Figure record extracts

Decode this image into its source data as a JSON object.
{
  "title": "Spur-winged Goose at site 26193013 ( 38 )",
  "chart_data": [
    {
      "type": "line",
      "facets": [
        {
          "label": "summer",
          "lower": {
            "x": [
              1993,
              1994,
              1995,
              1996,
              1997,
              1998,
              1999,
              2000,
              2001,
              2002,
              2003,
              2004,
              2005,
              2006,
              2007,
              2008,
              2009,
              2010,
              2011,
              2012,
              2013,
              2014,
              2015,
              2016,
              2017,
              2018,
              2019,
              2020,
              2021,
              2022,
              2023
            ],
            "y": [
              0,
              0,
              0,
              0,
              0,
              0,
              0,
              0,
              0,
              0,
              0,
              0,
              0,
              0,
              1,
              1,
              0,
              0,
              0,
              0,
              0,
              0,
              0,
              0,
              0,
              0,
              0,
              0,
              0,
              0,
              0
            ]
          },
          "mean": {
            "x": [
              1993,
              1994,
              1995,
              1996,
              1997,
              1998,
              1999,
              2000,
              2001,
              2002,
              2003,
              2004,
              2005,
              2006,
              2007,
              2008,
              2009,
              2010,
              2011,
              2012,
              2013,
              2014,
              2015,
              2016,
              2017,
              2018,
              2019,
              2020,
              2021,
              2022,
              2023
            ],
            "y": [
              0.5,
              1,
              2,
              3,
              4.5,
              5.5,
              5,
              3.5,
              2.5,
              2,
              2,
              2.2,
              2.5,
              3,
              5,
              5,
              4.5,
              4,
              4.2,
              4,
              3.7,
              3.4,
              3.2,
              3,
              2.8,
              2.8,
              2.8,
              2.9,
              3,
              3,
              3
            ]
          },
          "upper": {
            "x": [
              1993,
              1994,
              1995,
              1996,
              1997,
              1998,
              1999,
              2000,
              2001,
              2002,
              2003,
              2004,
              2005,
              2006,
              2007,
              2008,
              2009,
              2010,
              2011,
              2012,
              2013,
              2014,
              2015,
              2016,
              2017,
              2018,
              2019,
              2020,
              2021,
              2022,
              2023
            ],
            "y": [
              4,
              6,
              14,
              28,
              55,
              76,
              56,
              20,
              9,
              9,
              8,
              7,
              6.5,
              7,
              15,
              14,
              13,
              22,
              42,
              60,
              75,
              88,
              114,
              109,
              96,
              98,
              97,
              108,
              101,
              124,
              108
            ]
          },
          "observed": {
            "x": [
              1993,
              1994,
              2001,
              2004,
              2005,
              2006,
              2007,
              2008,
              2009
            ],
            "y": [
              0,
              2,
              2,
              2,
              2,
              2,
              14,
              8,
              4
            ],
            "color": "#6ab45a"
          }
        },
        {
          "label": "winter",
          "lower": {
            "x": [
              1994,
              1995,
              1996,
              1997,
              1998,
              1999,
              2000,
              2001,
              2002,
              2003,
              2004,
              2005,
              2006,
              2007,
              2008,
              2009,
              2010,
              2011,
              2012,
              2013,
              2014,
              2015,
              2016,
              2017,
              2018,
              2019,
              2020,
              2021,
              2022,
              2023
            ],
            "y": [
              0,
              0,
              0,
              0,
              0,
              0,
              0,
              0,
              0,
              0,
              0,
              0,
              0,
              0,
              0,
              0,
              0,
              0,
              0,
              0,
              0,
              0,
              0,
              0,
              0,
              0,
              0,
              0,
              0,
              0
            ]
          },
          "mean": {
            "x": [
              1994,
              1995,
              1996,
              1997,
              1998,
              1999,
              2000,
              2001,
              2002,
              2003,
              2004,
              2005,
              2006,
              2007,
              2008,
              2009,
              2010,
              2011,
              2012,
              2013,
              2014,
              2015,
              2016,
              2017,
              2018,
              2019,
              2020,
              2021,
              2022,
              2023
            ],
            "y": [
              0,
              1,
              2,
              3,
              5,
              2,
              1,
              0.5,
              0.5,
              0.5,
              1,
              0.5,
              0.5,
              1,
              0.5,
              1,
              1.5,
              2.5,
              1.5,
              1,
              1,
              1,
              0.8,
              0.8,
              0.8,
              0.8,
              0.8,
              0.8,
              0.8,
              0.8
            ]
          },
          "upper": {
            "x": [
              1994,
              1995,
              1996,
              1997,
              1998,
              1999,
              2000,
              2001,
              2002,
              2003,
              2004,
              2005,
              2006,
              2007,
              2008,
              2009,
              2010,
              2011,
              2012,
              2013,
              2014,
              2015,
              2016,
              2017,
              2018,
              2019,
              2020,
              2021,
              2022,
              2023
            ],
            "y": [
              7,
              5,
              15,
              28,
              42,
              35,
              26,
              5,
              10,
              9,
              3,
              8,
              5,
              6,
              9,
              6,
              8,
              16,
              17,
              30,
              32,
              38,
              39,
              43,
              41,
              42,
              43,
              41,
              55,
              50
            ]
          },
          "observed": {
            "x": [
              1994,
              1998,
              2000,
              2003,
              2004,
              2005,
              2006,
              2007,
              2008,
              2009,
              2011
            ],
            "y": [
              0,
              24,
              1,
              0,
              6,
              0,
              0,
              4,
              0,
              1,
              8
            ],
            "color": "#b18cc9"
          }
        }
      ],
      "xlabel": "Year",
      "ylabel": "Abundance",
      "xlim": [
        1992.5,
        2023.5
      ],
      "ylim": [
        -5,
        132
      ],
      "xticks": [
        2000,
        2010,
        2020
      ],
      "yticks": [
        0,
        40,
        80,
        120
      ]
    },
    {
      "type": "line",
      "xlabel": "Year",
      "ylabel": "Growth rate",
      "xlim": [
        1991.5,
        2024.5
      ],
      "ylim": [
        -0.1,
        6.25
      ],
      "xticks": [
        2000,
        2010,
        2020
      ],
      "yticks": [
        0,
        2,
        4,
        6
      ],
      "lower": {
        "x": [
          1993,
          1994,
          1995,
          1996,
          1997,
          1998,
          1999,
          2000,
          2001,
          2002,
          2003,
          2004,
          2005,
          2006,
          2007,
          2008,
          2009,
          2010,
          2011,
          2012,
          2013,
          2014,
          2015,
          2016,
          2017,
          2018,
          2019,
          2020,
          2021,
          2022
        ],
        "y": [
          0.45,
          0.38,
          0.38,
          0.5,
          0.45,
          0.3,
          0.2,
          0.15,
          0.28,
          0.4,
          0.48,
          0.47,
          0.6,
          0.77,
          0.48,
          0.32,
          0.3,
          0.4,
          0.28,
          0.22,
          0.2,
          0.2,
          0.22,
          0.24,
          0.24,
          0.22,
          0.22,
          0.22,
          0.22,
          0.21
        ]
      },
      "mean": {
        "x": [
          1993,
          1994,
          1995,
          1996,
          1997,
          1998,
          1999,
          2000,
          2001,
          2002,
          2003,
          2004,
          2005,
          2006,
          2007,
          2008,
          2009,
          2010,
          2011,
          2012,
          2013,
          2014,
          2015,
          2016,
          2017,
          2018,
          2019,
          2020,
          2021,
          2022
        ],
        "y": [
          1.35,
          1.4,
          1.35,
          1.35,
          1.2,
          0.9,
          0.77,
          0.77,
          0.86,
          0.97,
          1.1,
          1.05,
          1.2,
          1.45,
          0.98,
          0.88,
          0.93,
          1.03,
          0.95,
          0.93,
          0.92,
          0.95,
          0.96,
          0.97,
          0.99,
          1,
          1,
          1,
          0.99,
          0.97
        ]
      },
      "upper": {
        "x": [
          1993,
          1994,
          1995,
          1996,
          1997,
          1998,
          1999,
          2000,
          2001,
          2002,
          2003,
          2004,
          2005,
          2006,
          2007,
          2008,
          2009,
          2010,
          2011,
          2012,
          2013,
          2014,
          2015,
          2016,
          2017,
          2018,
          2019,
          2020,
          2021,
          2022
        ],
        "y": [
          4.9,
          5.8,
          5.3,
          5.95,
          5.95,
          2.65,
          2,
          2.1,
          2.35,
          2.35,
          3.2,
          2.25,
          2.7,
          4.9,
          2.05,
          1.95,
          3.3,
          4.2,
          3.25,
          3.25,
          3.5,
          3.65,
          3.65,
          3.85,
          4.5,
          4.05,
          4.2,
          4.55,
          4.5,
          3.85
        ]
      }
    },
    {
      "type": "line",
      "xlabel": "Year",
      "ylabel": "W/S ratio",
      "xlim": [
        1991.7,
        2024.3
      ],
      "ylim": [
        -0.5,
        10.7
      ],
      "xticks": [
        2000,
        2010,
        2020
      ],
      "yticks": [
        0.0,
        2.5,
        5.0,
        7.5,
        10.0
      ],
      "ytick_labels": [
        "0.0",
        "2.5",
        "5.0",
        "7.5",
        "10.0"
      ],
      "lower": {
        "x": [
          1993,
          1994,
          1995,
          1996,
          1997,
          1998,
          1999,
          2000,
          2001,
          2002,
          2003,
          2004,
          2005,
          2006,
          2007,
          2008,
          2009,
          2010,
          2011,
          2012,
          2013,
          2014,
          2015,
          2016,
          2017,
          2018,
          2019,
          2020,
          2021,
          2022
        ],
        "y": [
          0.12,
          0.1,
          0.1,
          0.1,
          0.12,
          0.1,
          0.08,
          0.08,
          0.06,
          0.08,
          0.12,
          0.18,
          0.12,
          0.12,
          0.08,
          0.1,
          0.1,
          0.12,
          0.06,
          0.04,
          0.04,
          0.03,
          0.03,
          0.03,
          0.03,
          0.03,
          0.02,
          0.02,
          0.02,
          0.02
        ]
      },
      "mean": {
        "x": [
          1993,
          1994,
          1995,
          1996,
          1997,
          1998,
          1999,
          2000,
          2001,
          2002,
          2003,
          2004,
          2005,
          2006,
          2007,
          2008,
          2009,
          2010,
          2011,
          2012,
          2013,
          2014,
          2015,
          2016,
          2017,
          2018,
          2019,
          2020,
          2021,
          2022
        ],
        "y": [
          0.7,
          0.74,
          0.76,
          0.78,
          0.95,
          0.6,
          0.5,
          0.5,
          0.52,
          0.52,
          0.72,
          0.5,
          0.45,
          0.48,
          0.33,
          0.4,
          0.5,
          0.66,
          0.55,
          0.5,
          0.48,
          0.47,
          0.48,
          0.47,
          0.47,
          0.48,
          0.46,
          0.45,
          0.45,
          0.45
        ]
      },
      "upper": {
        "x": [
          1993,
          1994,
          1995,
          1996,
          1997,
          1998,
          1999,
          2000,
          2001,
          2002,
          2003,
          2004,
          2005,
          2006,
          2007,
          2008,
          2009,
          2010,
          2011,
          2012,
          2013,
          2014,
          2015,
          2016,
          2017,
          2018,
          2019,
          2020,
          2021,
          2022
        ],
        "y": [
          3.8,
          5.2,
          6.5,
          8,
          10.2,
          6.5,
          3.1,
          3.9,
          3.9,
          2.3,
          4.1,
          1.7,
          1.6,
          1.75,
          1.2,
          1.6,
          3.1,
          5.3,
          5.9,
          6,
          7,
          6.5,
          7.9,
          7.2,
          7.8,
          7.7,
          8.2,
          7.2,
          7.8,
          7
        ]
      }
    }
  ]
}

THE TASK
From the listing above, pick out each line where the word "ylabel" appears.

SOLUTION FOR THIS TASK
      "ylabel": "Abundance",
      "ylabel": "Growth rate",
      "ylabel": "W/S ratio",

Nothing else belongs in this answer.